TASK DESCRIPTION:
Each entry below is to be given again word for word, with no pictures.
-- START PROVIDED ENTRIES --
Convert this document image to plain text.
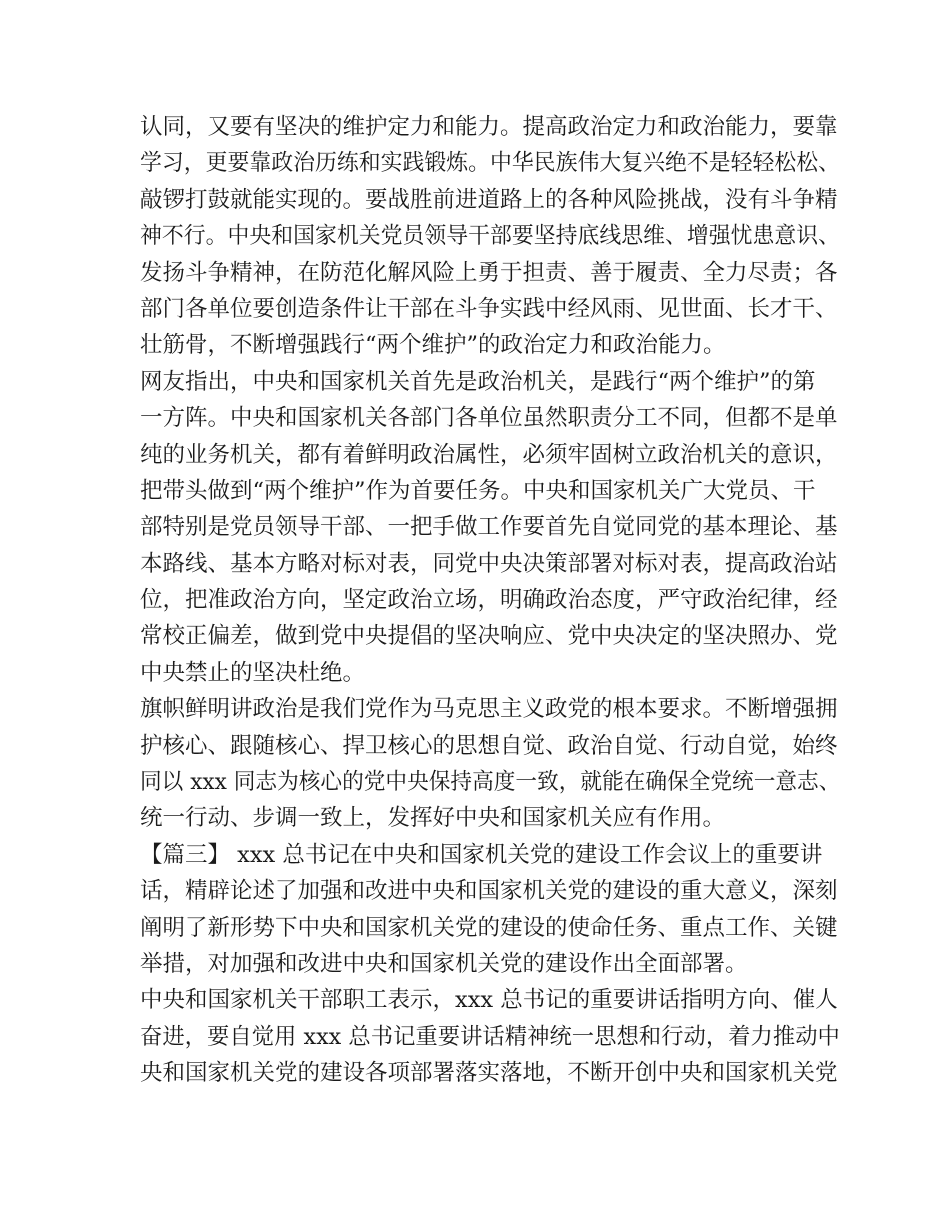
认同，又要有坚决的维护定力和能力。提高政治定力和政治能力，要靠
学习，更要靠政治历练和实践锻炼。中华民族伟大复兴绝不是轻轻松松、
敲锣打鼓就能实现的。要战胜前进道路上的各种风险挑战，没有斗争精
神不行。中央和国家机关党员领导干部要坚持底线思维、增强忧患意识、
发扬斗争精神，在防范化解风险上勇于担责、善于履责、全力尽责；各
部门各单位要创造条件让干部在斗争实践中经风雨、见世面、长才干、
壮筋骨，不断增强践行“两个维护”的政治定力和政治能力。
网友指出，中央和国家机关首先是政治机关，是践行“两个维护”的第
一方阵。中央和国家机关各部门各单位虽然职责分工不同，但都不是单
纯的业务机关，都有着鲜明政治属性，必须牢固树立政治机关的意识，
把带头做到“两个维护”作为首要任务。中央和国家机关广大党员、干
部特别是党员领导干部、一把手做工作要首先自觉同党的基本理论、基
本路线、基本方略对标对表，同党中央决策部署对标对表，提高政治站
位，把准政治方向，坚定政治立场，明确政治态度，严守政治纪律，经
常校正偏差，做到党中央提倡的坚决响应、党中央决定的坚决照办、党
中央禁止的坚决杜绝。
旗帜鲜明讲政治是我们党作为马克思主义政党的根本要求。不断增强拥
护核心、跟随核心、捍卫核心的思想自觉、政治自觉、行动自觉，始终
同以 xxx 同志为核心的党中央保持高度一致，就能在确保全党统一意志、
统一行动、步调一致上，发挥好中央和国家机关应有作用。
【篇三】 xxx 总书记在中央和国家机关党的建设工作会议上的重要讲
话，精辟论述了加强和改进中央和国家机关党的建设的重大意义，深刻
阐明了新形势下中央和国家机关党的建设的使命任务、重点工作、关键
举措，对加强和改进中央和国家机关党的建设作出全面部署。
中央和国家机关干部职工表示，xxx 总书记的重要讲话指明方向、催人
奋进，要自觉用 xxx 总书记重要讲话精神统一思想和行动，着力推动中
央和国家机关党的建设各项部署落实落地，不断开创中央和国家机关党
-- END PROVIDED ENTRIES --
RESPONSE TO THIS EXERCISE:
Convert this document image to plain text.
认同，又要有坚决的维护定力和能力。提高政治定力和政治能力，要靠
学习，更要靠政治历练和实践锻炼。中华民族伟大复兴绝不是轻轻松松、
敲锣打鼓就能实现的。要战胜前进道路上的各种风险挑战，没有斗争精
神不行。中央和国家机关党员领导干部要坚持底线思维、增强忧患意识、
发扬斗争精神，在防范化解风险上勇于担责、善于履责、全力尽责；各
部门各单位要创造条件让干部在斗争实践中经风雨、见世面、长才干、
壮筋骨，不断增强践行“两个维护”的政治定力和政治能力。
网友指出，中央和国家机关首先是政治机关，是践行“两个维护”的第
一方阵。中央和国家机关各部门各单位虽然职责分工不同，但都不是单
纯的业务机关，都有着鲜明政治属性，必须牢固树立政治机关的意识，
把带头做到“两个维护”作为首要任务。中央和国家机关广大党员、干
部特别是党员领导干部、一把手做工作要首先自觉同党的基本理论、基
本路线、基本方略对标对表，同党中央决策部署对标对表，提高政治站
位，把准政治方向，坚定政治立场，明确政治态度，严守政治纪律，经
常校正偏差，做到党中央提倡的坚决响应、党中央决定的坚决照办、党
中央禁止的坚决杜绝。
旗帜鲜明讲政治是我们党作为马克思主义政党的根本要求。不断增强拥
护核心、跟随核心、捍卫核心的思想自觉、政治自觉、行动自觉，始终
同以 xxx 同志为核心的党中央保持高度一致，就能在确保全党统一意志、
统一行动、步调一致上，发挥好中央和国家机关应有作用。
【篇三】 xxx 总书记在中央和国家机关党的建设工作会议上的重要讲
话，精辟论述了加强和改进中央和国家机关党的建设的重大意义，深刻
阐明了新形势下中央和国家机关党的建设的使命任务、重点工作、关键
举措，对加强和改进中央和国家机关党的建设作出全面部署。
中央和国家机关干部职工表示，xxx 总书记的重要讲话指明方向、催人
奋进，要自觉用 xxx 总书记重要讲话精神统一思想和行动，着力推动中
央和国家机关党的建设各项部署落实落地，不断开创中央和国家机关党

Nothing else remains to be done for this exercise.